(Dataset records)
━━━━━━━━━━━━━━━━━━━━

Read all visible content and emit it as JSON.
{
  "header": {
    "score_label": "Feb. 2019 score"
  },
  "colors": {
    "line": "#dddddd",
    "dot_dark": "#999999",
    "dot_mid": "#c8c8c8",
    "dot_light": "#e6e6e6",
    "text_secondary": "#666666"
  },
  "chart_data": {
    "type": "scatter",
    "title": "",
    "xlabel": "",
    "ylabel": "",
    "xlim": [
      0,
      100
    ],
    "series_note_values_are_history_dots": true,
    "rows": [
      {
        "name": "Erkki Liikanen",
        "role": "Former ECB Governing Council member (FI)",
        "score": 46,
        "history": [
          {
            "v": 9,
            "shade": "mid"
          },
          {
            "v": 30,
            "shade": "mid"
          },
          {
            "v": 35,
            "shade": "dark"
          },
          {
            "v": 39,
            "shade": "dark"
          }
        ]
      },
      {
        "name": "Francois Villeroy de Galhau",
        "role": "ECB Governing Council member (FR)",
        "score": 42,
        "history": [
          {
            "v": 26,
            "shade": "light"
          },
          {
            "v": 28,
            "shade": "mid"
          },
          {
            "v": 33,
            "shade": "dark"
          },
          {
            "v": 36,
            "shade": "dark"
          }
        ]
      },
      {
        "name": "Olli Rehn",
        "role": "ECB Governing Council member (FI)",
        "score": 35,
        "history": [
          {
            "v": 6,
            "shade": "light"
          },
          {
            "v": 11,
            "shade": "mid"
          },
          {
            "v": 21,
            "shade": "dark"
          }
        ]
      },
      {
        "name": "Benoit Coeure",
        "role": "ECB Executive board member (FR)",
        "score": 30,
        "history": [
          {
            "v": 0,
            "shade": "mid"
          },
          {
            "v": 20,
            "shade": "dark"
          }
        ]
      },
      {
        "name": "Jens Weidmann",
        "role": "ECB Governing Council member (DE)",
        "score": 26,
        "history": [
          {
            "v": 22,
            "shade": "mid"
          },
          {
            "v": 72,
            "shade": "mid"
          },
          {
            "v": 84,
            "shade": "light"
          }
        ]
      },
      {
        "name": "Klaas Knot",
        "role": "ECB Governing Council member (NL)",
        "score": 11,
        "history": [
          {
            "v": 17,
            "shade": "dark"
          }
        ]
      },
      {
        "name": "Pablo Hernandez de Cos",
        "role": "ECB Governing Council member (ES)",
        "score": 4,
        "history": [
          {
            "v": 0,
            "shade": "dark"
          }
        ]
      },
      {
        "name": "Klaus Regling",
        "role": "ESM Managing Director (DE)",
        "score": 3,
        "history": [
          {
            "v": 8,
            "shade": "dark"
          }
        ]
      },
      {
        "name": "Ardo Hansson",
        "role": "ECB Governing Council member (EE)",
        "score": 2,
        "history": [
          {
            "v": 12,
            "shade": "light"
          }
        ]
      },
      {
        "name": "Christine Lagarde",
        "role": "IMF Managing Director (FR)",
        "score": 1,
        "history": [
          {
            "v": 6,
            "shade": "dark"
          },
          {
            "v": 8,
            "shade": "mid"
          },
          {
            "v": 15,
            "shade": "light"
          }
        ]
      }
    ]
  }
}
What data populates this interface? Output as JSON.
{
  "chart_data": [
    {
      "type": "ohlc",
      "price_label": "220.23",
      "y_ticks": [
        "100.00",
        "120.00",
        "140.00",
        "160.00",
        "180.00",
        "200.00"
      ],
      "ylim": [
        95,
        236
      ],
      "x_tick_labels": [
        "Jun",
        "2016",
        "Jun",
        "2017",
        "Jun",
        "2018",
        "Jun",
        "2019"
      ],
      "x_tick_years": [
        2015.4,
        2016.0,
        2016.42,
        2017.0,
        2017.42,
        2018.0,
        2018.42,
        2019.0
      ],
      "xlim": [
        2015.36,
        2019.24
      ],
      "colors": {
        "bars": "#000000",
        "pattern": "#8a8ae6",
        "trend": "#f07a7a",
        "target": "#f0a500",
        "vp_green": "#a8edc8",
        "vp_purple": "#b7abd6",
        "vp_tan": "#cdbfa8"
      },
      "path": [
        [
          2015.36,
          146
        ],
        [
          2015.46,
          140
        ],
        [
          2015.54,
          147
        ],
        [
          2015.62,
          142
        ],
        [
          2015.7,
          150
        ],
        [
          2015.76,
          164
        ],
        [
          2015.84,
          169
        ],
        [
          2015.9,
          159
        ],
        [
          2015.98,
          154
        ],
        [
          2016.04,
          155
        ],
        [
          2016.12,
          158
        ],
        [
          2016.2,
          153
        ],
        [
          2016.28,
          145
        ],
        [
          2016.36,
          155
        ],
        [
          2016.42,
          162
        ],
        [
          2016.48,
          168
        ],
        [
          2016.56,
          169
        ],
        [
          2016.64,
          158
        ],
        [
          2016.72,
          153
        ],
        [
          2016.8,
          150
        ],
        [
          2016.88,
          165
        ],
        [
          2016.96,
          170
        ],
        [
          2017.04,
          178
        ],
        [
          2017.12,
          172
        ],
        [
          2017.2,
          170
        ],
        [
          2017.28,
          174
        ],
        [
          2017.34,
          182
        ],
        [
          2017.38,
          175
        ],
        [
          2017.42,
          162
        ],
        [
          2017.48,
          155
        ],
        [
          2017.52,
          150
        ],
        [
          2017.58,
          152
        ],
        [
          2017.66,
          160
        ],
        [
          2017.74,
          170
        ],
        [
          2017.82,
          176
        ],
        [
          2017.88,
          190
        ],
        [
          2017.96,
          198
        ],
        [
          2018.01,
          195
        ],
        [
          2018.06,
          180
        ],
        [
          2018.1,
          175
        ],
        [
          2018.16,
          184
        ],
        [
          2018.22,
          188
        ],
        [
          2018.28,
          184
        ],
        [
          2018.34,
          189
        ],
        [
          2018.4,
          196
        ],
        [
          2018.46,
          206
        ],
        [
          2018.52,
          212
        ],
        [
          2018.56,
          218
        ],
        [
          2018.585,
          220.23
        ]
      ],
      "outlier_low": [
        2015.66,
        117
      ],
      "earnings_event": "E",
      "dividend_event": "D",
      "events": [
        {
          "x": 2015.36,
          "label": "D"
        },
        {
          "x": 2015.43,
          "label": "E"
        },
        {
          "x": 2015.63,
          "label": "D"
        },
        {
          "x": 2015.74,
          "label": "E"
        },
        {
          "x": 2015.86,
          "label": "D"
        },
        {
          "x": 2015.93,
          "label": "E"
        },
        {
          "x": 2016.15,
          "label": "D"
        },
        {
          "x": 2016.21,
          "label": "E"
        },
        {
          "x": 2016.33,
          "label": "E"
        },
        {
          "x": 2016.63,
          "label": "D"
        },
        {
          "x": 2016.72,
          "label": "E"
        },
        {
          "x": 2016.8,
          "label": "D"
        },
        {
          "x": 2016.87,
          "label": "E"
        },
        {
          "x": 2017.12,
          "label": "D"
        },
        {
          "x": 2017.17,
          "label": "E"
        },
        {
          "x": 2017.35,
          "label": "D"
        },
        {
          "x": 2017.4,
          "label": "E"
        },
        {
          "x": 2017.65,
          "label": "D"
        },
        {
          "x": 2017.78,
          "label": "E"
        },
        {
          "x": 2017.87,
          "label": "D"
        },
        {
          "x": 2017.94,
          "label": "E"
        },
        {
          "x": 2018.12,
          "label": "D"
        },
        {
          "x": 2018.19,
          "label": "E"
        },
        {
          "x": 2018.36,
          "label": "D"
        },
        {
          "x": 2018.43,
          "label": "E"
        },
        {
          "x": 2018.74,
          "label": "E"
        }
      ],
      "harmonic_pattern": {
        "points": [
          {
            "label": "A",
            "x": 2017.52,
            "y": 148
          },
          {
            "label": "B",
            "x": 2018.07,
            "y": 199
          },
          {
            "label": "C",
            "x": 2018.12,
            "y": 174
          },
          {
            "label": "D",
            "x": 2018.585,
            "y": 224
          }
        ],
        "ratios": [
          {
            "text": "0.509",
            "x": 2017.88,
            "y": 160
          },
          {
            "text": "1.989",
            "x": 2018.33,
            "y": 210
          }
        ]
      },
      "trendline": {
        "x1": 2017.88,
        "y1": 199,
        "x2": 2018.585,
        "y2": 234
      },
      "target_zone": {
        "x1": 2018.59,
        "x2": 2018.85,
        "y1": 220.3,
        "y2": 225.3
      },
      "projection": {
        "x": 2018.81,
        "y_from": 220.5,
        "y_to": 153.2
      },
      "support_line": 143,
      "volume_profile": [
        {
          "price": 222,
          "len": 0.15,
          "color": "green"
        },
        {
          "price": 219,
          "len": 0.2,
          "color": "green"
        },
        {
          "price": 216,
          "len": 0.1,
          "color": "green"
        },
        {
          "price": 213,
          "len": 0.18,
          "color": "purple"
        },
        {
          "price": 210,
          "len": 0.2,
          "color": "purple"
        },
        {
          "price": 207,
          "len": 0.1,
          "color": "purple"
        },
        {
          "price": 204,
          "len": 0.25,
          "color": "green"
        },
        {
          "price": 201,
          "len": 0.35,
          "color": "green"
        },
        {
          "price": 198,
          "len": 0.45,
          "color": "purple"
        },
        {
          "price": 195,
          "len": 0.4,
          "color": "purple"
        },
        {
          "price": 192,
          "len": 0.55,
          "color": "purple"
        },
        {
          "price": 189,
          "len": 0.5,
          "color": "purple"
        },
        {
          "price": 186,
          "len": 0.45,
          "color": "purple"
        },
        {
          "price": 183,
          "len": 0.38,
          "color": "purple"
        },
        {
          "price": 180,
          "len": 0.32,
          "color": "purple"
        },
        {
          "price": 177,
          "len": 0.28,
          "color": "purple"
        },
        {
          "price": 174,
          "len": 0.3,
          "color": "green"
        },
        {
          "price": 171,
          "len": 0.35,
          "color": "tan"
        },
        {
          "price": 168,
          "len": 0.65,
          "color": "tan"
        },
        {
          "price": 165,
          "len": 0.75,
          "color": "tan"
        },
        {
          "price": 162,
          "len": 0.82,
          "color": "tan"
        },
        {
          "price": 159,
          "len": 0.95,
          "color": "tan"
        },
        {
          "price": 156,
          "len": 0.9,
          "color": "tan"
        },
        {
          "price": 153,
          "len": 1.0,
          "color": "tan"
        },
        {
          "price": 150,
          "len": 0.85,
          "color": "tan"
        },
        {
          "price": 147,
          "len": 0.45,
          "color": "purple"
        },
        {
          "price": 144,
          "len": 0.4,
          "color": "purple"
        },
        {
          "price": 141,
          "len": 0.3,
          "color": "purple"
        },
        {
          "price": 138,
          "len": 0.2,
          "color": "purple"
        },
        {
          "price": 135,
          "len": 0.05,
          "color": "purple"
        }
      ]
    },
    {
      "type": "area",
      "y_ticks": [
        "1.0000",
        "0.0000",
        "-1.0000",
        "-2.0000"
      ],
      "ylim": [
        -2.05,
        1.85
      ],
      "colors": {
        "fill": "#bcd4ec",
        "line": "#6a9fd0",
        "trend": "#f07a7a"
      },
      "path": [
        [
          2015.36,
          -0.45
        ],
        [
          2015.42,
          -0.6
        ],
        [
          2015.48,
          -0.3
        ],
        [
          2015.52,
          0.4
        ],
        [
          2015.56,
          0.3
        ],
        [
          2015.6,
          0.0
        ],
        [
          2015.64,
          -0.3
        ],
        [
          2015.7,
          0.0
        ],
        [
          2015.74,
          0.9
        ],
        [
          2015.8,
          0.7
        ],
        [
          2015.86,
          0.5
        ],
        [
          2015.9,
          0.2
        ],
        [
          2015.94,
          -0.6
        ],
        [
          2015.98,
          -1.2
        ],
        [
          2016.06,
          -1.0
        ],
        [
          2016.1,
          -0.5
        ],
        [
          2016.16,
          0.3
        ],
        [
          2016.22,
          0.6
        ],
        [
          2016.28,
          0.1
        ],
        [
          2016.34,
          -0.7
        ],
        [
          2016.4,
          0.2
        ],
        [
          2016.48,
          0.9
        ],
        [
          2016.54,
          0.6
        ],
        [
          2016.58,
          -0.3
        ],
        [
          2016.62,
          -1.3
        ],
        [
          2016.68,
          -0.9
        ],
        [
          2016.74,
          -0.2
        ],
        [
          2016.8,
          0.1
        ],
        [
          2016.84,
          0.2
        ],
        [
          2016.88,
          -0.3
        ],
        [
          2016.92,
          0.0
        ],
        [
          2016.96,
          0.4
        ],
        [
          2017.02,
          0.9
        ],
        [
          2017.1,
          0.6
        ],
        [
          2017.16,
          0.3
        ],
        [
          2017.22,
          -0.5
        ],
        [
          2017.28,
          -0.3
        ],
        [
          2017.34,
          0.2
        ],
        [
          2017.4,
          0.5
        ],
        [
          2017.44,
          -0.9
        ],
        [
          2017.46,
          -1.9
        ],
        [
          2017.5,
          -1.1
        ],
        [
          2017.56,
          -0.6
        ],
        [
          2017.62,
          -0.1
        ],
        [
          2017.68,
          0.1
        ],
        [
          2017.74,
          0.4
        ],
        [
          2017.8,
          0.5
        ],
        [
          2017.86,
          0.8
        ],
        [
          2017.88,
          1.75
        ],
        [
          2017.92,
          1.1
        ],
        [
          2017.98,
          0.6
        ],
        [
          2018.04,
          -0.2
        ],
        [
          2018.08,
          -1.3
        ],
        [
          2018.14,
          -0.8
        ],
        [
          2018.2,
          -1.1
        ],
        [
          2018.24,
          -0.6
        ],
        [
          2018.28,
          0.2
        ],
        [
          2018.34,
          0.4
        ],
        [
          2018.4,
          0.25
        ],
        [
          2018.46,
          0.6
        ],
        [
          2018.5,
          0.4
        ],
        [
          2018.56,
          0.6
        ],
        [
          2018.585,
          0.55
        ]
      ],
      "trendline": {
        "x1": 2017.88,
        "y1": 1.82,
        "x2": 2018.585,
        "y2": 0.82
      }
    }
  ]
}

━━━━━━━━━━━━━━━━━━━━

* **EXERCISE DIRECTIONS**
Going through the lines above one by one, tally those with the word "member" and give only the total.

* **RESPONSE TO THIS TASK**
8